THE PROBLEM
Lines containing the string "Батен" are to be collected in full.

== == ==

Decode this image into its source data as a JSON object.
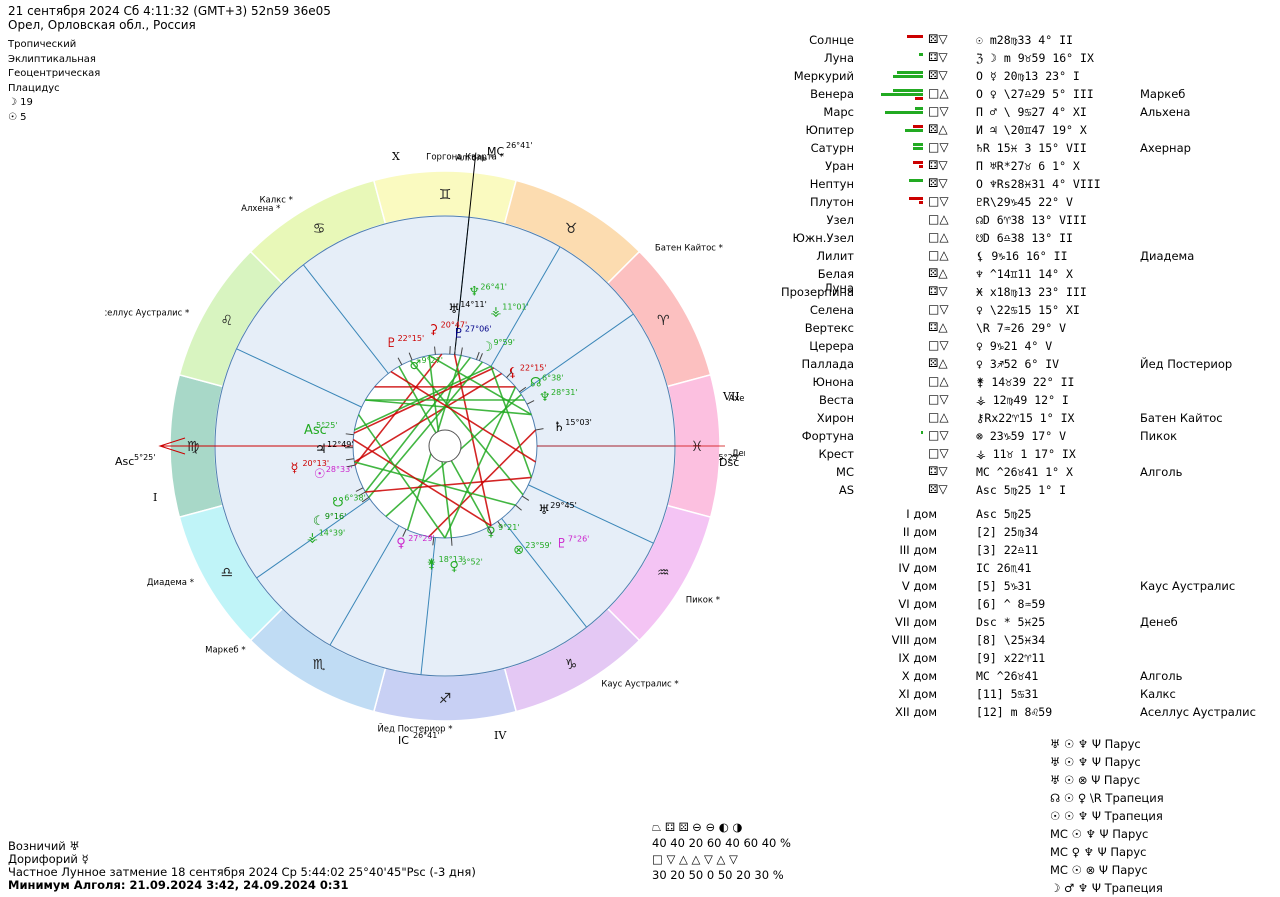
{
  "header": {
    "line1": "21 сентября 2024  Сб   4:11:32 (GMT+3) 52n59  36e05",
    "line2": "Орел, Орловская обл., Россия"
  },
  "settings": [
    "Тропический",
    "Эклиптикальная",
    "Геоцентрическая",
    "Плацидус",
    "☽  19",
    "☉  5"
  ],
  "chart": {
    "houses": [
      "X",
      "I",
      "IV",
      "VII"
    ],
    "asc_label": "Asc",
    "asc_deg": "5°25'",
    "dsc_label": "Dsc",
    "dsc_deg": "5°25'",
    "mc_label": "MC",
    "mc_deg": "26°41'",
    "ic_label": "IC",
    "ic_deg": "26°41'",
    "stars_outer": [
      {
        "name": "Горгона Кварта",
        "a": 86
      },
      {
        "name": "Алголь",
        "a": 84
      },
      {
        "name": "Батен Кайтос",
        "a": 43
      },
      {
        "name": "Ахернар",
        "a": 9
      },
      {
        "name": "Денеб",
        "a": -2
      },
      {
        "name": "Пикок",
        "a": -33
      },
      {
        "name": "Каус Аустралис",
        "a": -57
      },
      {
        "name": "Йед Постериор",
        "a": -96
      },
      {
        "name": "Маркеб",
        "a": -134
      },
      {
        "name": "Диадема",
        "a": -151
      },
      {
        "name": "Аселлус Аустралис",
        "a": 153
      },
      {
        "name": "Алхена",
        "a": 125
      },
      {
        "name": "Калкс",
        "a": 122
      }
    ],
    "signs": [
      {
        "glyph": "♍",
        "a": 180,
        "color": "#a8d8c8"
      },
      {
        "glyph": "♌",
        "a": 150,
        "color": "#d8f4c0"
      },
      {
        "glyph": "♋",
        "a": 120,
        "color": "#e8f8b8"
      },
      {
        "glyph": "♊",
        "a": 90,
        "color": "#fafac0"
      },
      {
        "glyph": "♉",
        "a": 60,
        "color": "#fcdcb0"
      },
      {
        "glyph": "♈",
        "a": 30,
        "color": "#fcc0c0"
      },
      {
        "glyph": "♓",
        "a": 0,
        "color": "#fcc0e0"
      },
      {
        "glyph": "♒",
        "a": -30,
        "color": "#f4c4f4"
      },
      {
        "glyph": "♑",
        "a": -60,
        "color": "#e4c8f4"
      },
      {
        "glyph": "♐",
        "a": -90,
        "color": "#c8d0f4"
      },
      {
        "glyph": "♏",
        "a": -120,
        "color": "#c0dcf4"
      },
      {
        "glyph": "♎",
        "a": -150,
        "color": "#c0f4f8"
      }
    ],
    "planets": [
      {
        "g": "♅",
        "t": "14°11'",
        "a": 87,
        "r": 138,
        "c": "#000000"
      },
      {
        "g": "♆",
        "t": "26°41'",
        "a": 80,
        "r": 158,
        "c": "#22aa22"
      },
      {
        "g": "⚳",
        "t": "20°47'",
        "a": 96,
        "r": 118,
        "c": "#cc0000"
      },
      {
        "g": "♇",
        "t": "27°06'",
        "a": 84,
        "r": 114,
        "c": "#000088"
      },
      {
        "g": "⚶",
        "t": "11°01'",
        "a": 70,
        "r": 144,
        "c": "#22aa22"
      },
      {
        "g": "♇",
        "t": "22°15'",
        "a": 118,
        "r": 118,
        "c": "#cc0000"
      },
      {
        "g": "♂",
        "t": "9°27'",
        "a": 111,
        "r": 88,
        "c": "#22aa22"
      },
      {
        "g": "☽",
        "t": "9°59'",
        "a": 68,
        "r": 108,
        "c": "#22aa22"
      },
      {
        "g": "⚸",
        "t": "22°15'",
        "a": 48,
        "r": 100,
        "c": "#cc0000"
      },
      {
        "g": "☊",
        "t": "6°38'",
        "a": 36,
        "r": 110,
        "c": "#22aa22"
      },
      {
        "g": "♆",
        "t": "28°31'",
        "a": 27,
        "r": 110,
        "c": "#22aa22"
      },
      {
        "g": "♄",
        "t": "15°03'",
        "a": 10,
        "r": 114,
        "c": "#000000"
      },
      {
        "g": "♅",
        "t": "29°45'",
        "a": -33,
        "r": 116,
        "c": "#000000"
      },
      {
        "g": "♇",
        "t": "7°26'",
        "a": -40,
        "r": 150,
        "c": "#cc22cc"
      },
      {
        "g": "⊗",
        "t": "23°59'",
        "a": -55,
        "r": 126,
        "c": "#22aa22"
      },
      {
        "g": "♀",
        "t": "9°21'",
        "a": -62,
        "r": 96,
        "c": "#22aa22"
      },
      {
        "g": "♀",
        "t": "3°52'",
        "a": -86,
        "r": 120,
        "c": "#22aa22"
      },
      {
        "g": "⚵",
        "t": "18°13'",
        "a": -97,
        "r": 118,
        "c": "#22aa22"
      },
      {
        "g": "♀",
        "t": "27°29'",
        "a": -115,
        "r": 106,
        "c": "#cc22cc"
      },
      {
        "g": "⚶",
        "t": "14°39'",
        "a": -146,
        "r": 162,
        "c": "#22aa22"
      },
      {
        "g": "☾",
        "t": "9°16'",
        "a": -150,
        "r": 148,
        "c": "#008800"
      },
      {
        "g": "☋",
        "t": "6°38'",
        "a": -153,
        "r": 122,
        "c": "#22aa22"
      },
      {
        "g": "☉",
        "t": "28°33'",
        "a": -168,
        "r": 130,
        "c": "#cc22cc"
      },
      {
        "g": "☿",
        "t": "20°13'",
        "a": -172,
        "r": 152,
        "c": "#cc0000"
      },
      {
        "g": "♃",
        "t": "12°49'",
        "a": -179,
        "r": 126,
        "c": "#000000"
      },
      {
        "g": "Asc",
        "t": "5°25'",
        "a": 173,
        "r": 138,
        "c": "#22aa22"
      }
    ],
    "aspects": [
      {
        "a1": 92,
        "a2": -168,
        "c": "#cc0000"
      },
      {
        "a1": 74,
        "a2": -150,
        "c": "#22aa22"
      },
      {
        "a1": 84,
        "a2": -60,
        "c": "#cc0000"
      },
      {
        "a1": 58,
        "a2": 172,
        "c": "#cc0000"
      },
      {
        "a1": 52,
        "a2": -170,
        "c": "#cc0000"
      },
      {
        "a1": 34,
        "a2": -130,
        "c": "#22aa22"
      },
      {
        "a1": 30,
        "a2": 150,
        "c": "#22aa22"
      },
      {
        "a1": 10,
        "a2": -100,
        "c": "#cc0000"
      },
      {
        "a1": 112,
        "a2": -32,
        "c": "#22aa22"
      },
      {
        "a1": 120,
        "a2": -62,
        "c": "#22aa22"
      },
      {
        "a1": 100,
        "a2": -86,
        "c": "#22aa22"
      },
      {
        "a1": 80,
        "a2": -114,
        "c": "#22aa22"
      },
      {
        "a1": 66,
        "a2": -146,
        "c": "#22aa22"
      },
      {
        "a1": 140,
        "a2": 40,
        "c": "#cc0000"
      },
      {
        "a1": 150,
        "a2": 20,
        "c": "#22aa22"
      },
      {
        "a1": 170,
        "a2": 60,
        "c": "#22aa22"
      },
      {
        "a1": -20,
        "a2": -150,
        "c": "#cc0000"
      },
      {
        "a1": -40,
        "a2": -170,
        "c": "#22aa22"
      },
      {
        "a1": -60,
        "a2": 176,
        "c": "#cc0000"
      },
      {
        "a1": 100,
        "a2": 20,
        "c": "#22aa22"
      },
      {
        "a1": 60,
        "a2": -20,
        "c": "#22aa22"
      },
      {
        "a1": -90,
        "a2": 160,
        "c": "#22aa22"
      },
      {
        "a1": 40,
        "a2": -90,
        "c": "#22aa22"
      },
      {
        "a1": 126,
        "a2": -10,
        "c": "#cc0000"
      }
    ]
  },
  "planet_table": [
    {
      "name": "Солнце",
      "bars": [
        [
          "#cc0000",
          16
        ]
      ],
      "boxes": "⚄▽",
      "pos": "☉ m28♍33   4° II",
      "star": ""
    },
    {
      "name": "Луна",
      "bars": [
        [
          "#22aa22",
          4
        ]
      ],
      "boxes": "⚃▽",
      "pos": "ℨ ☽ m 9♉59  16° IX",
      "star": ""
    },
    {
      "name": "Меркурий",
      "bars": [
        [
          "#22aa22",
          26
        ],
        [
          "#22aa22",
          30
        ]
      ],
      "boxes": "⚄▽",
      "pos": "O ☿  20♍13  23° I",
      "star": ""
    },
    {
      "name": "Венера",
      "bars": [
        [
          "#22aa22",
          30
        ],
        [
          "#22aa22",
          42
        ],
        [
          "#cc0000",
          8
        ]
      ],
      "boxes": "□△",
      "pos": "O ♀ \\27♎29   5° III",
      "star": "Маркеб"
    },
    {
      "name": "Марс",
      "bars": [
        [
          "#22aa22",
          8
        ],
        [
          "#22aa22",
          38
        ]
      ],
      "boxes": "□▽",
      "pos": "Π ♂ \\ 9♋27   4° XI",
      "star": "Альхена"
    },
    {
      "name": "Юпитер",
      "bars": [
        [
          "#cc0000",
          10
        ],
        [
          "#22aa22",
          18
        ]
      ],
      "boxes": "⚄△",
      "pos": "И ♃ \\20♊47  19° X",
      "star": ""
    },
    {
      "name": "Сатурн",
      "bars": [
        [
          "#22aa22",
          10
        ],
        [
          "#22aa22",
          10
        ]
      ],
      "boxes": "□▽",
      "pos": "♄R 15♓ 3  15° VII",
      "star": "Ахернар"
    },
    {
      "name": "Уран",
      "bars": [
        [
          "#cc0000",
          10
        ],
        [
          "#cc0000",
          4
        ]
      ],
      "boxes": "⚃▽",
      "pos": "Π ♅R*27♉ 6   1° X",
      "star": ""
    },
    {
      "name": "Нептун",
      "bars": [
        [
          "#22aa22",
          14
        ]
      ],
      "boxes": "⚄▽",
      "pos": "O ♆Rs28♓31   4° VIII",
      "star": ""
    },
    {
      "name": "Плутон",
      "bars": [
        [
          "#cc0000",
          14
        ],
        [
          "#cc0000",
          4
        ]
      ],
      "boxes": "□▽",
      "pos": "♇R\\29♑45  22° V",
      "star": ""
    },
    {
      "name": "Узел",
      "bars": [],
      "boxes": "□△",
      "pos": "☊D  6♈38  13° VIII",
      "star": ""
    },
    {
      "name": "Южн.Узел",
      "bars": [],
      "boxes": "□△",
      "pos": "☋D  6♎38  13° II",
      "star": ""
    },
    {
      "name": "Лилит",
      "bars": [],
      "boxes": "□△",
      "pos": "⚸  9♑16  16° II",
      "star": "Диадема"
    },
    {
      "name": "Белая Луна",
      "bars": [],
      "boxes": "⚄△",
      "pos": "♆ ^14♊11  14° X",
      "star": ""
    },
    {
      "name": "Прозерпина",
      "bars": [],
      "boxes": "⚃▽",
      "pos": "Ӿ x18♍13  23° III",
      "star": ""
    },
    {
      "name": "Селена",
      "bars": [],
      "boxes": "□▽",
      "pos": "♀ \\22♋15  15° XI",
      "star": ""
    },
    {
      "name": "Вертекс",
      "bars": [],
      "boxes": "⚃△",
      "pos": "\\R  7♒26  29° V",
      "star": ""
    },
    {
      "name": "Церера",
      "bars": [],
      "boxes": "□▽",
      "pos": "♀  9♑21   4° V",
      "star": ""
    },
    {
      "name": "Паллада",
      "bars": [],
      "boxes": "⚄△",
      "pos": "♀  3♐52   6° IV",
      "star": "Йед Постериор"
    },
    {
      "name": "Юнона",
      "bars": [],
      "boxes": "□△",
      "pos": "⚵  14♉39  22° II",
      "star": ""
    },
    {
      "name": "Веста",
      "bars": [],
      "boxes": "□▽",
      "pos": "⚶  12♍49  12° I",
      "star": ""
    },
    {
      "name": "Хирон",
      "bars": [],
      "boxes": "□△",
      "pos": "⚷Rx22♈15   1° IX",
      "star": "Батен Кайтос"
    },
    {
      "name": "Фортуна",
      "bars": [
        [
          "#22aa22",
          2
        ]
      ],
      "boxes": "□▽",
      "pos": "⊗  23♑59  17° V",
      "star": "Пикок"
    },
    {
      "name": "Крест",
      "bars": [],
      "boxes": "□▽",
      "pos": "⚶  11♉  1  17° IX",
      "star": ""
    },
    {
      "name": "MC",
      "bars": [],
      "boxes": "⚃▽",
      "pos": "MC ^26♉41   1° X",
      "star": "Алголь"
    },
    {
      "name": "AS",
      "bars": [],
      "boxes": "⚄▽",
      "pos": "Asc  5♍25   1° I",
      "star": ""
    }
  ],
  "house_table": [
    {
      "name": "I дом",
      "pos": "Asc  5♍25",
      "star": ""
    },
    {
      "name": "II дом",
      "pos": "[2] 25♍34",
      "star": ""
    },
    {
      "name": "III дом",
      "pos": "[3] 22♎11",
      "star": ""
    },
    {
      "name": "IV дом",
      "pos": "IC  26♏41",
      "star": ""
    },
    {
      "name": "V дом",
      "pos": "[5]  5♑31",
      "star": "Каус Аустралис"
    },
    {
      "name": "VI дом",
      "pos": "[6] ^ 8♒59",
      "star": ""
    },
    {
      "name": "VII дом",
      "pos": "Dsc *  5♓25",
      "star": "Денеб"
    },
    {
      "name": "VIII дом",
      "pos": "[8] \\25♓34",
      "star": ""
    },
    {
      "name": "IX дом",
      "pos": "[9] x22♈11",
      "star": ""
    },
    {
      "name": "X дом",
      "pos": "MC ^26♉41",
      "star": "Алголь"
    },
    {
      "name": "XI дом",
      "pos": "[11]  5♋31",
      "star": "Калкс"
    },
    {
      "name": "XII дом",
      "pos": "[12] m  8♌59",
      "star": "Аселлус Аустралис"
    }
  ],
  "figures": [
    "♅ ☉ ♆ Ψ  Парус",
    "♅ ☉ ♆ Ψ  Парус",
    "♅ ☉ ⊗ Ψ  Парус",
    "☊ ☉ ♀ \\R  Трапеция",
    "☉ ☉ ♆ Ψ  Трапеция",
    "MC ☉ ♆ Ψ  Парус",
    "MC ♀ ♆ Ψ  Парус",
    "MC ☉ ⊗ Ψ  Парус",
    "☽ ♂ ♆ Ψ  Трапеция"
  ],
  "stats": {
    "row1_icons": "⏢ ⚃ ⚄    ⊖ ⊖ ◐ ◑",
    "row1_vals": "40  40  20      60  40  60  40 %",
    "row2_icons": "□ ▽ △    △ ▽ △ ▽",
    "row2_vals": "30  20  50       0  50  20  30 %"
  },
  "footer": {
    "line1": "Возничий  ♅",
    "line2": "Дорифорий  ☿",
    "line3": "Частное Лунное затмение 18 сентября 2024 Ср  5:44:02 25°40'45\"Psc (-3 дня)",
    "line4": "Минимум Алголя: 21.09.2024  3:42,  24.09.2024  0:31"
  }
}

== == ==

ANSWER TO THIS PROBLEM
        "name": "Батен Кайтос",
      "star": "Батен Кайтос"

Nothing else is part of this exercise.